### Your instructions
Copy the entries below exactly. Images do not belong in the copy.
[start of Records to process]
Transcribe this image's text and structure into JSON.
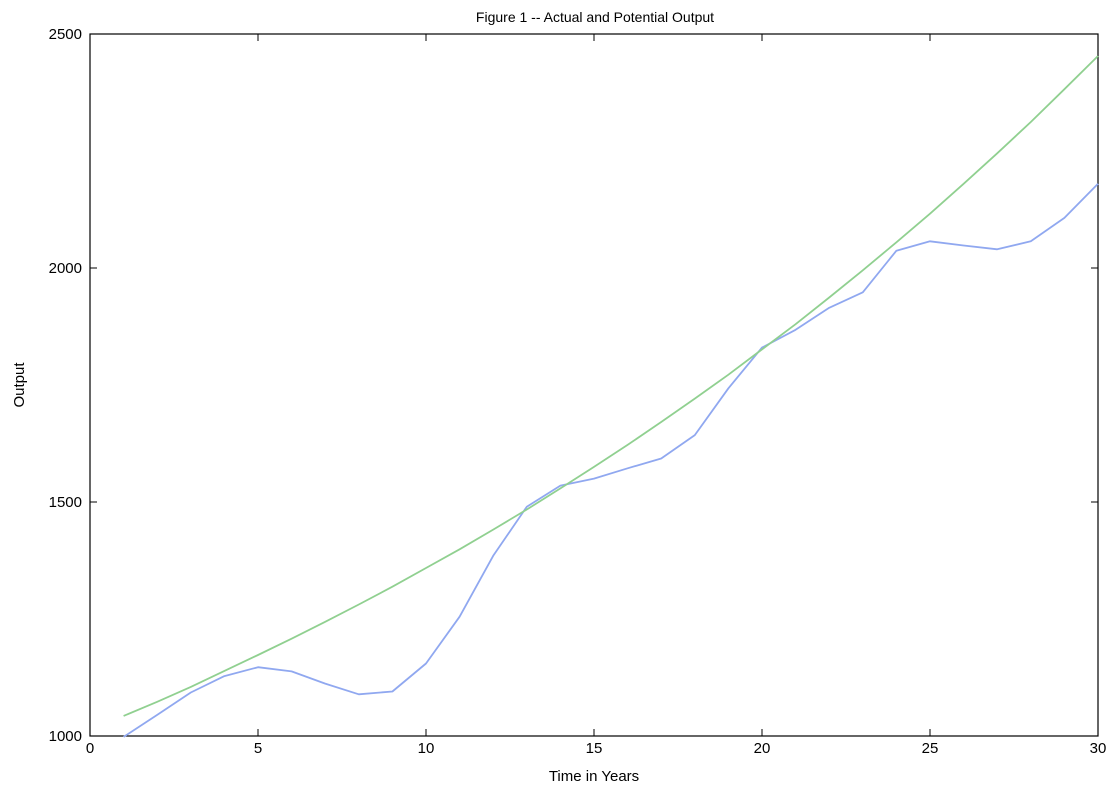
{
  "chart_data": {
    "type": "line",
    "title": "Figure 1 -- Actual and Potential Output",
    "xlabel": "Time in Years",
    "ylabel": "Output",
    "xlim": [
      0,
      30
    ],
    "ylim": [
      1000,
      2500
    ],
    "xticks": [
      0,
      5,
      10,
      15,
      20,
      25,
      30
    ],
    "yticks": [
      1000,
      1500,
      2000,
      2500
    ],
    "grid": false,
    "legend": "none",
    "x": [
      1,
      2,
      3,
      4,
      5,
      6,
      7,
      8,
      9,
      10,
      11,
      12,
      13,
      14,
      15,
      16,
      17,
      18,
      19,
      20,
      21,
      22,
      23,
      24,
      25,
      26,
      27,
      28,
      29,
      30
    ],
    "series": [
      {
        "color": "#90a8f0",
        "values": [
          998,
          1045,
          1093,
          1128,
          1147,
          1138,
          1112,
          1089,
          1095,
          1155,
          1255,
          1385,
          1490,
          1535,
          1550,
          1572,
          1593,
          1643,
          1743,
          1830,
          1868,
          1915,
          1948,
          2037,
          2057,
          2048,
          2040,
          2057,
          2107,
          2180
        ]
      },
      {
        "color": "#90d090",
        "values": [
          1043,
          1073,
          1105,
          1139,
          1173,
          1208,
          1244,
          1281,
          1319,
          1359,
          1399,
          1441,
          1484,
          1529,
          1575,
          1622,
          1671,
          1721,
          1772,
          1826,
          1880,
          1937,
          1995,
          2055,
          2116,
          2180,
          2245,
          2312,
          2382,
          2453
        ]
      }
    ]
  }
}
[end of Records to process]
### Solution for this task
Transcribe this image's text and structure into JSON.
{
  "chart_data": {
    "type": "line",
    "title": "Figure 1 -- Actual and Potential Output",
    "xlabel": "Time in Years",
    "ylabel": "Output",
    "xlim": [
      0,
      30
    ],
    "ylim": [
      1000,
      2500
    ],
    "xticks": [
      0,
      5,
      10,
      15,
      20,
      25,
      30
    ],
    "yticks": [
      1000,
      1500,
      2000,
      2500
    ],
    "grid": false,
    "legend": "none",
    "x": [
      1,
      2,
      3,
      4,
      5,
      6,
      7,
      8,
      9,
      10,
      11,
      12,
      13,
      14,
      15,
      16,
      17,
      18,
      19,
      20,
      21,
      22,
      23,
      24,
      25,
      26,
      27,
      28,
      29,
      30
    ],
    "series": [
      {
        "color": "#90a8f0",
        "values": [
          998,
          1045,
          1093,
          1128,
          1147,
          1138,
          1112,
          1089,
          1095,
          1155,
          1255,
          1385,
          1490,
          1535,
          1550,
          1572,
          1593,
          1643,
          1743,
          1830,
          1868,
          1915,
          1948,
          2037,
          2057,
          2048,
          2040,
          2057,
          2107,
          2180
        ]
      },
      {
        "color": "#90d090",
        "values": [
          1043,
          1073,
          1105,
          1139,
          1173,
          1208,
          1244,
          1281,
          1319,
          1359,
          1399,
          1441,
          1484,
          1529,
          1575,
          1622,
          1671,
          1721,
          1772,
          1826,
          1880,
          1937,
          1995,
          2055,
          2116,
          2180,
          2245,
          2312,
          2382,
          2453
        ]
      }
    ]
  }
}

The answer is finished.